* The problem *
Your task is to output the data exactly as it stands.

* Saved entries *
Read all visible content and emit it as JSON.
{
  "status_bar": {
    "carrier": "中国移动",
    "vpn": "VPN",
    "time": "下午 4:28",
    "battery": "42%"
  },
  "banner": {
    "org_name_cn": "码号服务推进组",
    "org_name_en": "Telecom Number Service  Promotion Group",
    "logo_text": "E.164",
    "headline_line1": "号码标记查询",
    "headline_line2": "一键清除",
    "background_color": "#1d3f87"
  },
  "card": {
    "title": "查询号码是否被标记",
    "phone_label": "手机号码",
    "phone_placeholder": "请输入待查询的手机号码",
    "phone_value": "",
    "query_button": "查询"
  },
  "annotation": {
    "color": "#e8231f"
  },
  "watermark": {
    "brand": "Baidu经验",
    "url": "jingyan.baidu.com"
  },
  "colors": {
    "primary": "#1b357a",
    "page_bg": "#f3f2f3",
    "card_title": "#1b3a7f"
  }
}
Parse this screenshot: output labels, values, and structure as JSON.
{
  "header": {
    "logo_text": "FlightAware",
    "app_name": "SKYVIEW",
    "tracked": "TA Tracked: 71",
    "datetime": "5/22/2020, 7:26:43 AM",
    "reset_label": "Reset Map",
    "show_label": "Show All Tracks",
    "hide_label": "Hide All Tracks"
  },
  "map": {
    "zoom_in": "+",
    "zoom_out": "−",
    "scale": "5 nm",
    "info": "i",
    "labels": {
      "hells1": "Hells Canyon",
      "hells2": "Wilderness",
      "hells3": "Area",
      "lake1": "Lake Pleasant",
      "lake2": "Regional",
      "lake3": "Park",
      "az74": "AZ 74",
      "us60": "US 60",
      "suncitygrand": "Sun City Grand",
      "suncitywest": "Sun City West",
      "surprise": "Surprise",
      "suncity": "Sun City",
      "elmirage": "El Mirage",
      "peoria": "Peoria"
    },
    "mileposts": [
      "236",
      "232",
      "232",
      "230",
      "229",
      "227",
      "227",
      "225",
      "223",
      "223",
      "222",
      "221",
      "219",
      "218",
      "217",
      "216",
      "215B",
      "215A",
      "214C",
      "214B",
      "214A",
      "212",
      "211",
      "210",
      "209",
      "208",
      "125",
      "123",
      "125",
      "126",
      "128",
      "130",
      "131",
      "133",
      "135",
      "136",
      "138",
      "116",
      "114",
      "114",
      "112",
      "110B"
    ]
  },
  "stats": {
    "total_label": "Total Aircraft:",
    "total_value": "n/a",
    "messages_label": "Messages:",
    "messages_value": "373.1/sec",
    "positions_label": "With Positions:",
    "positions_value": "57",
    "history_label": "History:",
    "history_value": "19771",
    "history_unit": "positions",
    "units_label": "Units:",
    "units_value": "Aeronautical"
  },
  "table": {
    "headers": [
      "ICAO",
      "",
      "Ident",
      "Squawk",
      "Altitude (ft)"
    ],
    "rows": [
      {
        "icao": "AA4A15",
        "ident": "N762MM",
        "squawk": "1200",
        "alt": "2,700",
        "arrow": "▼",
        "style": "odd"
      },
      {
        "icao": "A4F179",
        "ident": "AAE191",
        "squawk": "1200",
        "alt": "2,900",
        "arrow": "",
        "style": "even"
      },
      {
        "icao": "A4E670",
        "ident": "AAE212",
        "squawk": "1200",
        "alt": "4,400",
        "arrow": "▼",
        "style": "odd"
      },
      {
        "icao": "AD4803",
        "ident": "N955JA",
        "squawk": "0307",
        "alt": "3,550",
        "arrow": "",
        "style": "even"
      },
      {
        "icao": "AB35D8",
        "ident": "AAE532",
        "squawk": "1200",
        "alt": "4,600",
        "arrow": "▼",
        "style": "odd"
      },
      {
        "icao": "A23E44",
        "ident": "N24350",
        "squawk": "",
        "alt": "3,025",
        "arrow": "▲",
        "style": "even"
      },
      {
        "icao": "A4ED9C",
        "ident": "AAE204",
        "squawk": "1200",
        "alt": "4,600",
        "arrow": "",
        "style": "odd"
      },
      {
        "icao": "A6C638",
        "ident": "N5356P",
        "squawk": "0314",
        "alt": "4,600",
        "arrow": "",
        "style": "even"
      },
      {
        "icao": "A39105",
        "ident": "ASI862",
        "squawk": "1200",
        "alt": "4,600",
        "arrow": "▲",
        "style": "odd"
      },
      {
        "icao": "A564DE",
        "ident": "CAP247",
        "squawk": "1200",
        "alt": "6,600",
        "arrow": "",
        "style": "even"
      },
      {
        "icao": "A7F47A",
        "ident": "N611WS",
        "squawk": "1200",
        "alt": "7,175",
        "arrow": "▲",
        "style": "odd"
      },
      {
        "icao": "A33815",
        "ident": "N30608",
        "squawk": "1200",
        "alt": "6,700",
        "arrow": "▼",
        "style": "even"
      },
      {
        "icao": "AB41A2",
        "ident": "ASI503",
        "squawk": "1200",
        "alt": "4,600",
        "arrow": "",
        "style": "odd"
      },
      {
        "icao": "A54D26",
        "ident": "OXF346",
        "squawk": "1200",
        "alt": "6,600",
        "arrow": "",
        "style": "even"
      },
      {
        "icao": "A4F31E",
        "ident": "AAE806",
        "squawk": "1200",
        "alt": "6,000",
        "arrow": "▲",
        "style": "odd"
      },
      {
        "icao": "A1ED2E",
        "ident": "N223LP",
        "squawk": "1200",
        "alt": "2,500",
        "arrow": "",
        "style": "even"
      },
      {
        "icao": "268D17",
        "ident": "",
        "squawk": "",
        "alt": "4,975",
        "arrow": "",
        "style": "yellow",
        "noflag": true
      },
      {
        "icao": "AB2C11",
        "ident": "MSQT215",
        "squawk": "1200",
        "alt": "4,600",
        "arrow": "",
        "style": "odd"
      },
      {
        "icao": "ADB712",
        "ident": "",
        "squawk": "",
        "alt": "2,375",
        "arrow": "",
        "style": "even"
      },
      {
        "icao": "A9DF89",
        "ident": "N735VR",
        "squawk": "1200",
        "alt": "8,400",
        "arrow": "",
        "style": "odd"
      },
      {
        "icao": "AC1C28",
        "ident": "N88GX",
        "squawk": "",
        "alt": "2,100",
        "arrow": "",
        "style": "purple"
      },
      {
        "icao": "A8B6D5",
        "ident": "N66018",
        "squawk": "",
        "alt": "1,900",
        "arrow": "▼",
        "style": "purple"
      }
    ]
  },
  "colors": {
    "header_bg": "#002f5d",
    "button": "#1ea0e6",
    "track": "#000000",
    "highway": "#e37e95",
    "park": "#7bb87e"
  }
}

* Solution *
Read all visible content and emit it as JSON.
{
  "status_bar": {
    "carrier": "中国移动",
    "vpn": "VPN",
    "time": "下午 4:28",
    "battery": "42%"
  },
  "banner": {
    "org_name_cn": "码号服务推进组",
    "org_name_en": "Telecom Number Service  Promotion Group",
    "logo_text": "E.164",
    "headline_line1": "号码标记查询",
    "headline_line2": "一键清除",
    "background_color": "#1d3f87"
  },
  "card": {
    "title": "查询号码是否被标记",
    "phone_label": "手机号码",
    "phone_placeholder": "请输入待查询的手机号码",
    "phone_value": "",
    "query_button": "查询"
  },
  "annotation": {
    "color": "#e8231f"
  },
  "watermark": {
    "brand": "Baidu经验",
    "url": "jingyan.baidu.com"
  },
  "colors": {
    "primary": "#1b357a",
    "page_bg": "#f3f2f3",
    "card_title": "#1b3a7f"
  }
}
Parse this screenshot: output labels, values, and structure as JSON.
{
  "header": {
    "logo_text": "FlightAware",
    "app_name": "SKYVIEW",
    "tracked": "TA Tracked: 71",
    "datetime": "5/22/2020, 7:26:43 AM",
    "reset_label": "Reset Map",
    "show_label": "Show All Tracks",
    "hide_label": "Hide All Tracks"
  },
  "map": {
    "zoom_in": "+",
    "zoom_out": "−",
    "scale": "5 nm",
    "info": "i",
    "labels": {
      "hells1": "Hells Canyon",
      "hells2": "Wilderness",
      "hells3": "Area",
      "lake1": "Lake Pleasant",
      "lake2": "Regional",
      "lake3": "Park",
      "az74": "AZ 74",
      "us60": "US 60",
      "suncitygrand": "Sun City Grand",
      "suncitywest": "Sun City West",
      "surprise": "Surprise",
      "suncity": "Sun City",
      "elmirage": "El Mirage",
      "peoria": "Peoria"
    },
    "mileposts": [
      "236",
      "232",
      "232",
      "230",
      "229",
      "227",
      "227",
      "225",
      "223",
      "223",
      "222",
      "221",
      "219",
      "218",
      "217",
      "216",
      "215B",
      "215A",
      "214C",
      "214B",
      "214A",
      "212",
      "211",
      "210",
      "209",
      "208",
      "125",
      "123",
      "125",
      "126",
      "128",
      "130",
      "131",
      "133",
      "135",
      "136",
      "138",
      "116",
      "114",
      "114",
      "112",
      "110B"
    ]
  },
  "stats": {
    "total_label": "Total Aircraft:",
    "total_value": "n/a",
    "messages_label": "Messages:",
    "messages_value": "373.1/sec",
    "positions_label": "With Positions:",
    "positions_value": "57",
    "history_label": "History:",
    "history_value": "19771",
    "history_unit": "positions",
    "units_label": "Units:",
    "units_value": "Aeronautical"
  },
  "table": {
    "headers": [
      "ICAO",
      "",
      "Ident",
      "Squawk",
      "Altitude (ft)"
    ],
    "rows": [
      {
        "icao": "AA4A15",
        "ident": "N762MM",
        "squawk": "1200",
        "alt": "2,700",
        "arrow": "▼",
        "style": "odd"
      },
      {
        "icao": "A4F179",
        "ident": "AAE191",
        "squawk": "1200",
        "alt": "2,900",
        "arrow": "",
        "style": "even"
      },
      {
        "icao": "A4E670",
        "ident": "AAE212",
        "squawk": "1200",
        "alt": "4,400",
        "arrow": "▼",
        "style": "odd"
      },
      {
        "icao": "AD4803",
        "ident": "N955JA",
        "squawk": "0307",
        "alt": "3,550",
        "arrow": "",
        "style": "even"
      },
      {
        "icao": "AB35D8",
        "ident": "AAE532",
        "squawk": "1200",
        "alt": "4,600",
        "arrow": "▼",
        "style": "odd"
      },
      {
        "icao": "A23E44",
        "ident": "N24350",
        "squawk": "",
        "alt": "3,025",
        "arrow": "▲",
        "style": "even"
      },
      {
        "icao": "A4ED9C",
        "ident": "AAE204",
        "squawk": "1200",
        "alt": "4,600",
        "arrow": "",
        "style": "odd"
      },
      {
        "icao": "A6C638",
        "ident": "N5356P",
        "squawk": "0314",
        "alt": "4,600",
        "arrow": "",
        "style": "even"
      },
      {
        "icao": "A39105",
        "ident": "ASI862",
        "squawk": "1200",
        "alt": "4,600",
        "arrow": "▲",
        "style": "odd"
      },
      {
        "icao": "A564DE",
        "ident": "CAP247",
        "squawk": "1200",
        "alt": "6,600",
        "arrow": "",
        "style": "even"
      },
      {
        "icao": "A7F47A",
        "ident": "N611WS",
        "squawk": "1200",
        "alt": "7,175",
        "arrow": "▲",
        "style": "odd"
      },
      {
        "icao": "A33815",
        "ident": "N30608",
        "squawk": "1200",
        "alt": "6,700",
        "arrow": "▼",
        "style": "even"
      },
      {
        "icao": "AB41A2",
        "ident": "ASI503",
        "squawk": "1200",
        "alt": "4,600",
        "arrow": "",
        "style": "odd"
      },
      {
        "icao": "A54D26",
        "ident": "OXF346",
        "squawk": "1200",
        "alt": "6,600",
        "arrow": "",
        "style": "even"
      },
      {
        "icao": "A4F31E",
        "ident": "AAE806",
        "squawk": "1200",
        "alt": "6,000",
        "arrow": "▲",
        "style": "odd"
      },
      {
        "icao": "A1ED2E",
        "ident": "N223LP",
        "squawk": "1200",
        "alt": "2,500",
        "arrow": "",
        "style": "even"
      },
      {
        "icao": "268D17",
        "ident": "",
        "squawk": "",
        "alt": "4,975",
        "arrow": "",
        "style": "yellow",
        "noflag": true
      },
      {
        "icao": "AB2C11",
        "ident": "MSQT215",
        "squawk": "1200",
        "alt": "4,600",
        "arrow": "",
        "style": "odd"
      },
      {
        "icao": "ADB712",
        "ident": "",
        "squawk": "",
        "alt": "2,375",
        "arrow": "",
        "style": "even"
      },
      {
        "icao": "A9DF89",
        "ident": "N735VR",
        "squawk": "1200",
        "alt": "8,400",
        "arrow": "",
        "style": "odd"
      },
      {
        "icao": "AC1C28",
        "ident": "N88GX",
        "squawk": "",
        "alt": "2,100",
        "arrow": "",
        "style": "purple"
      },
      {
        "icao": "A8B6D5",
        "ident": "N66018",
        "squawk": "",
        "alt": "1,900",
        "arrow": "▼",
        "style": "purple"
      }
    ]
  },
  "colors": {
    "header_bg": "#002f5d",
    "button": "#1ea0e6",
    "track": "#000000",
    "highway": "#e37e95",
    "park": "#7bb87e"
  }
}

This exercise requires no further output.